-- Start of DATA PROVIDED --
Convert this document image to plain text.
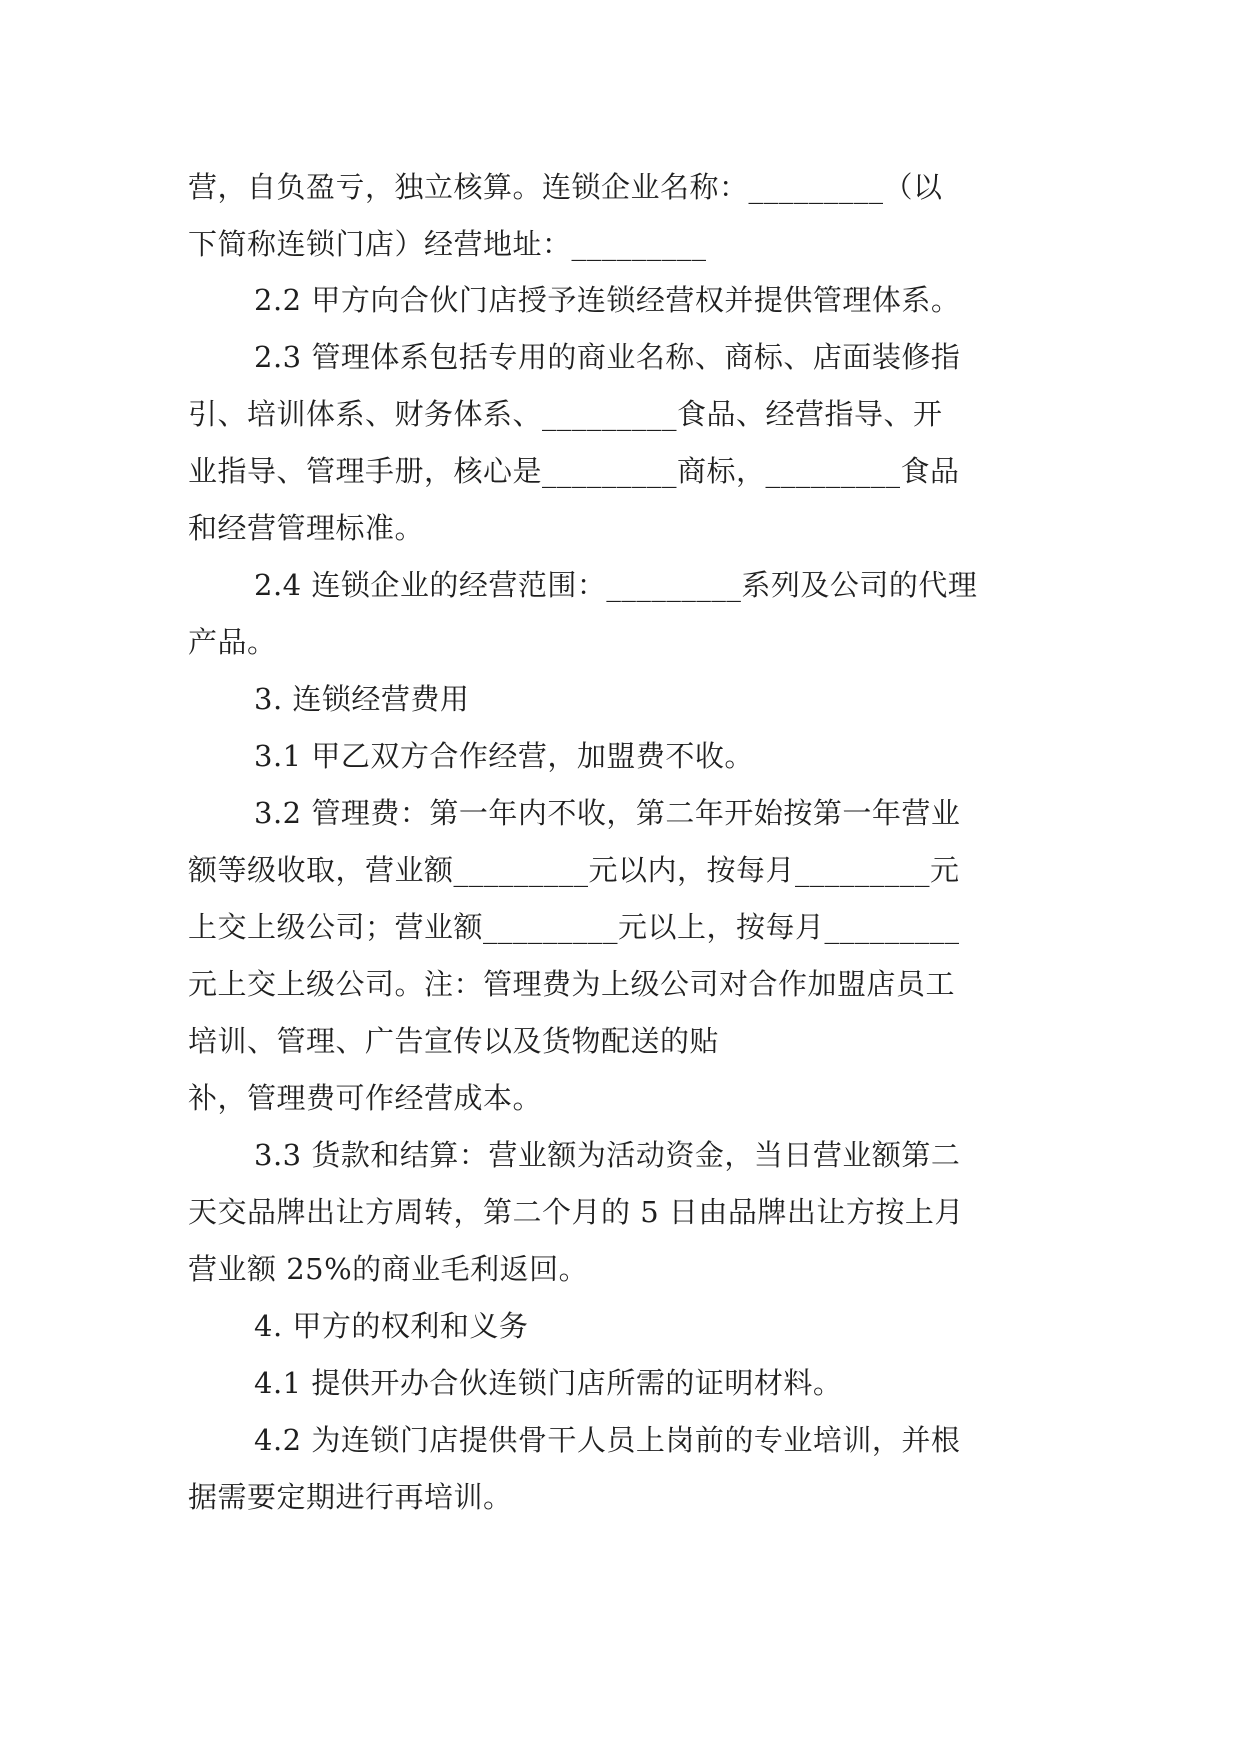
营，自负盈亏，独立核算。连锁企业名称：_________（以
下简称连锁门店）经营地址：_________
2.2 甲方向合伙门店授予连锁经营权并提供管理体系。
2.3 管理体系包括专用的商业名称、商标、店面装修指
引、培训体系、财务体系、_________食品、经营指导、开
业指导、管理手册，核心是_________商标，_________食品
和经营管理标准。
2.4 连锁企业的经营范围：_________系列及公司的代理
产品。
3. 连锁经营费用
3.1 甲乙双方合作经营，加盟费不收。
3.2 管理费：第一年内不收，第二年开始按第一年营业
额等级收取，营业额_________元以内，按每月_________元
上交上级公司；营业额_________元以上，按每月_________
元上交上级公司。注：管理费为上级公司对合作加盟店员工
培训、管理、广告宣传以及货物配送的贴
补，管理费可作经营成本。
3.3 货款和结算：营业额为活动资金，当日营业额第二
天交品牌出让方周转，第二个月的 5 日由品牌出让方按上月
营业额 25%的商业毛利返回。
4. 甲方的权利和义务
4.1 提供开办合伙连锁门店所需的证明材料。
4.2 为连锁门店提供骨干人员上岗前的专业培训，并根
据需要定期进行再培训。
-- End of DATA PROVIDED --
Repeat each entry exactly as it appears; skip any picture.

= TASK SOLUTION =
Convert this document image to plain text.
营，自负盈亏，独立核算。连锁企业名称：_________（以
下简称连锁门店）经营地址：_________
2.2 甲方向合伙门店授予连锁经营权并提供管理体系。
2.3 管理体系包括专用的商业名称、商标、店面装修指
引、培训体系、财务体系、_________食品、经营指导、开
业指导、管理手册，核心是_________商标，_________食品
和经营管理标准。
2.4 连锁企业的经营范围：_________系列及公司的代理
产品。
3. 连锁经营费用
3.1 甲乙双方合作经营，加盟费不收。
3.2 管理费：第一年内不收，第二年开始按第一年营业
额等级收取，营业额_________元以内，按每月_________元
上交上级公司；营业额_________元以上，按每月_________
元上交上级公司。注：管理费为上级公司对合作加盟店员工
培训、管理、广告宣传以及货物配送的贴
补，管理费可作经营成本。
3.3 货款和结算：营业额为活动资金，当日营业额第二
天交品牌出让方周转，第二个月的 5 日由品牌出让方按上月
营业额 25%的商业毛利返回。
4. 甲方的权利和义务
4.1 提供开办合伙连锁门店所需的证明材料。
4.2 为连锁门店提供骨干人员上岗前的专业培训，并根
据需要定期进行再培训。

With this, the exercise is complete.